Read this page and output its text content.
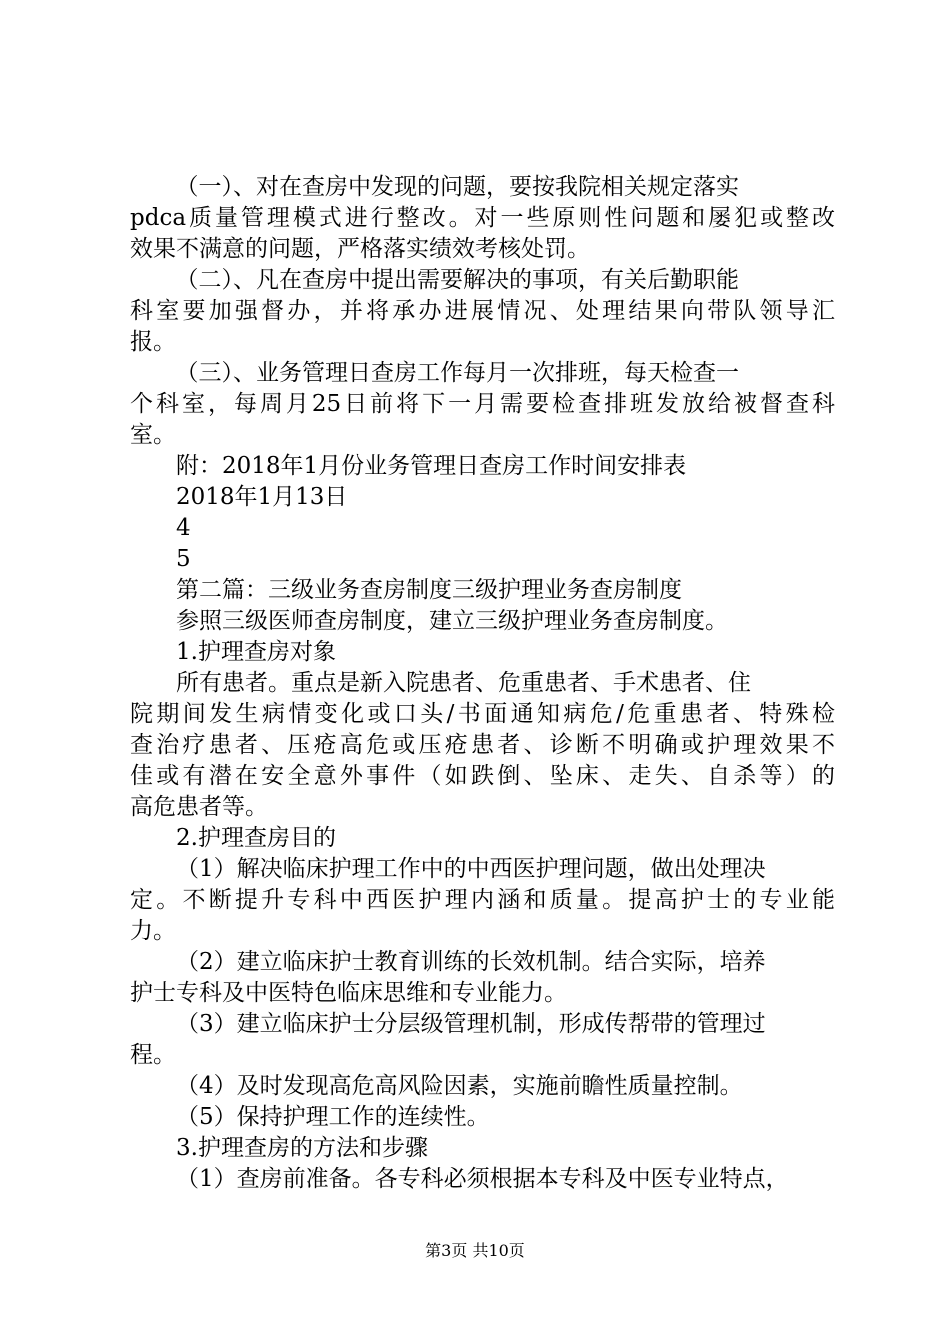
　（一）、对在查房中发现的问题，要按我院相关规定落实
pdca质量管理模式进行整改。对一些原则性问题和屡犯或整改
效果不满意的问题，严格落实绩效考核处罚。
　（二）、凡在查房中提出需要解决的事项，有关后勤职能
科室要加强督办，并将承办进展情况、处理结果向带队领导汇
报。
　（三）、业务管理日查房工作每月一次排班，每天检查一
个科室，每周月25日前将下一月需要检查排班发放给被督查科
室。
附：2018年1月份业务管理日查房工作时间安排表
2018年1月13日
4
5
第二篇：三级业务查房制度三级护理业务查房制度
参照三级医师查房制度，建立三级护理业务查房制度。
1.护理查房对象
所有患者。重点是新入院患者、危重患者、手术患者、住
院期间发生病情变化或口头/书面通知病危/危重患者、特殊检
查治疗患者、压疮高危或压疮患者、诊断不明确或护理效果不
佳或有潜在安全意外事件（如跌倒、坠床、走失、自杀等）的
高危患者等。
2.护理查房目的
（1）解决临床护理工作中的中西医护理问题，做出处理决
定。不断提升专科中西医护理内涵和质量。提高护士的专业能
力。
（2）建立临床护士教育训练的长效机制。结合实际，培养
护士专科及中医特色临床思维和专业能力。
（3）建立临床护士分层级管理机制，形成传帮带的管理过
程。
（4）及时发现高危高风险因素，实施前瞻性质量控制。
（5）保持护理工作的连续性。
3.护理查房的方法和步骤
（1）查房前准备。各专科必须根据本专科及中医专业特点，
第3页 共10页
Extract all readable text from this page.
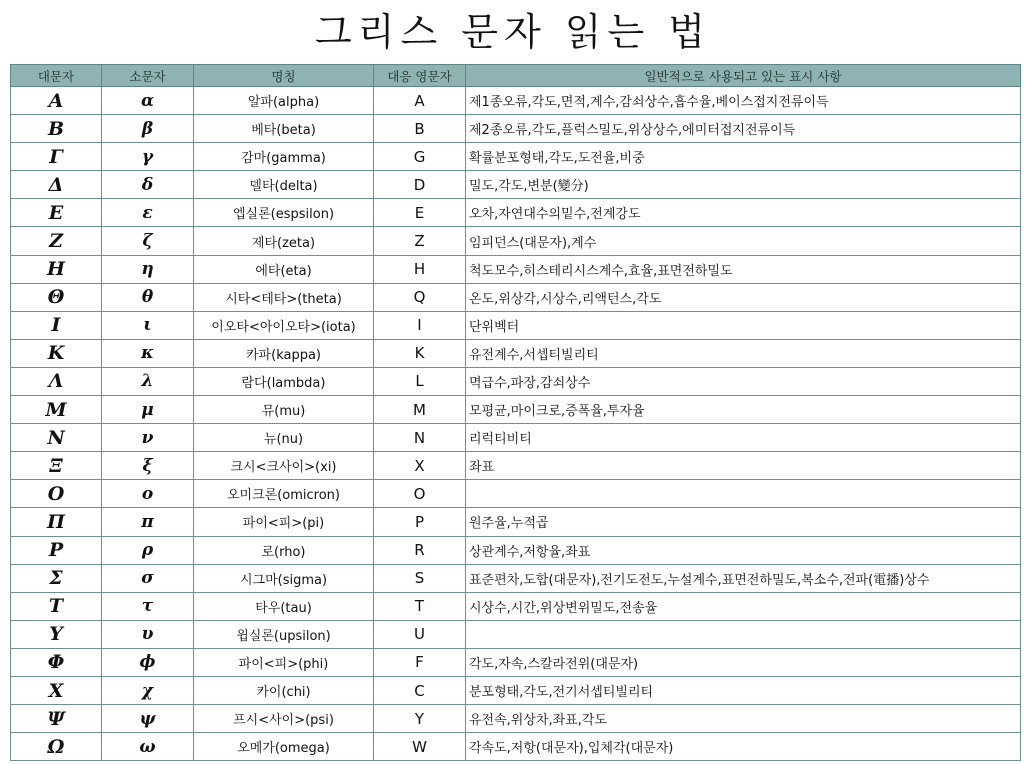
그리스 문자 읽는 법
대문자	소문자	명칭	대응 영문자	일반적으로 사용되고 있는 표시 사항
Α	α	알파(alpha)	A	제1종오류,각도,면적,계수,감쇠상수,흡수율,베이스접지전류이득
Β	β	베타(beta)	B	제2종오류,각도,플럭스밀도,위상상수,에미터접지전류이득
Γ	γ	감마(gamma)	G	확률분포형태,각도,도전율,비중
Δ	δ	델타(delta)	D	밀도,각도,변분(變分)
Ε	ε	엡실론(espsilon)	E	오차,자연대수의밑수,전계강도
Ζ	ζ	제타(zeta)	Z	임피던스(대문자),계수
Η	η	에타(eta)	H	척도모수,히스테리시스계수,효율,표면전하밀도
Θ	θ	시타<테타>(theta)	Q	온도,위상각,시상수,리액턴스,각도
Ι	ι	이오타<아이오타>(iota)	I	단위벡터
Κ	κ	카파(kappa)	K	유전계수,서셉티빌리티
Λ	λ	람다(lambda)	L	멱급수,파장,감쇠상수
Μ	μ	뮤(mu)	M	모평균,마이크로,증폭율,투자율
Ν	ν	뉴(nu)	N	리럭티비티
Ξ	ξ	크시<크사이>(xi)	X	좌표
Ο	ο	오미크론(omicron)	O	
Π	π	파이<피>(pi)	P	원주율,누적곱
Ρ	ρ	로(rho)	R	상관계수,저항율,좌표
Σ	σ	시그마(sigma)	S	표준편차,도합(대문자),전기도전도,누설계수,표면전하밀도,복소수,전파(電播)상수
Τ	τ	타우(tau)	T	시상수,시간,위상변위밀도,전송율
Υ	υ	윕실론(upsilon)	U	
Φ	ϕ	파이<피>(phi)	F	각도,자속,스칼라전위(대문자)
Χ	χ	카이(chi)	C	분포형태,각도,전기서셉티빌리티
Ψ	ψ	프시<사이>(psi)	Y	유전속,위상차,좌표,각도
Ω	ω	오메가(omega)	W	각속도,저항(대문자),입체각(대문자)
◆ ◆ ◆ ◆
→ **Your instructions**
The records shown above are to be repeated exactly, with the pictures left out.

→ **Solution**
Read this page and output its text content.
　（一）、对在查房中发现的问题，要按我院相关规定落实
pdca质量管理模式进行整改。对一些原则性问题和屡犯或整改
效果不满意的问题，严格落实绩效考核处罚。
　（二）、凡在查房中提出需要解决的事项，有关后勤职能
科室要加强督办，并将承办进展情况、处理结果向带队领导汇
报。
　（三）、业务管理日查房工作每月一次排班，每天检查一
个科室，每周月25日前将下一月需要检查排班发放给被督查科
室。
附：2018年1月份业务管理日查房工作时间安排表
2018年1月13日
4
5
第二篇：三级业务查房制度三级护理业务查房制度
参照三级医师查房制度，建立三级护理业务查房制度。
1.护理查房对象
所有患者。重点是新入院患者、危重患者、手术患者、住
院期间发生病情变化或口头/书面通知病危/危重患者、特殊检
查治疗患者、压疮高危或压疮患者、诊断不明确或护理效果不
佳或有潜在安全意外事件（如跌倒、坠床、走失、自杀等）的
高危患者等。
2.护理查房目的
（1）解决临床护理工作中的中西医护理问题，做出处理决
定。不断提升专科中西医护理内涵和质量。提高护士的专业能
力。
（2）建立临床护士教育训练的长效机制。结合实际，培养
护士专科及中医特色临床思维和专业能力。
（3）建立临床护士分层级管理机制，形成传帮带的管理过
程。
（4）及时发现高危高风险因素，实施前瞻性质量控制。
（5）保持护理工作的连续性。
3.护理查房的方法和步骤
（1）查房前准备。各专科必须根据本专科及中医专业特点，
第3页 共10页
Extract all readable text from this page.
그리스 문자 읽는 법
대문자	소문자	명칭	대응 영문자	일반적으로 사용되고 있는 표시 사항
Α	α	알파(alpha)	A	제1종오류,각도,면적,계수,감쇠상수,흡수율,베이스접지전류이득
Β	β	베타(beta)	B	제2종오류,각도,플럭스밀도,위상상수,에미터접지전류이득
Γ	γ	감마(gamma)	G	확률분포형태,각도,도전율,비중
Δ	δ	델타(delta)	D	밀도,각도,변분(變分)
Ε	ε	엡실론(espsilon)	E	오차,자연대수의밑수,전계강도
Ζ	ζ	제타(zeta)	Z	임피던스(대문자),계수
Η	η	에타(eta)	H	척도모수,히스테리시스계수,효율,표면전하밀도
Θ	θ	시타<테타>(theta)	Q	온도,위상각,시상수,리액턴스,각도
Ι	ι	이오타<아이오타>(iota)	I	단위벡터
Κ	κ	카파(kappa)	K	유전계수,서셉티빌리티
Λ	λ	람다(lambda)	L	멱급수,파장,감쇠상수
Μ	μ	뮤(mu)	M	모평균,마이크로,증폭율,투자율
Ν	ν	뉴(nu)	N	리럭티비티
Ξ	ξ	크시<크사이>(xi)	X	좌표
Ο	ο	오미크론(omicron)	O	
Π	π	파이<피>(pi)	P	원주율,누적곱
Ρ	ρ	로(rho)	R	상관계수,저항율,좌표
Σ	σ	시그마(sigma)	S	표준편차,도합(대문자),전기도전도,누설계수,표면전하밀도,복소수,전파(電播)상수
Τ	τ	타우(tau)	T	시상수,시간,위상변위밀도,전송율
Υ	υ	윕실론(upsilon)	U	
Φ	ϕ	파이<피>(phi)	F	각도,자속,스칼라전위(대문자)
Χ	χ	카이(chi)	C	분포형태,각도,전기서셉티빌리티
Ψ	ψ	프시<사이>(psi)	Y	유전속,위상차,좌표,각도
Ω	ω	오메가(omega)	W	각속도,저항(대문자),입체각(대문자)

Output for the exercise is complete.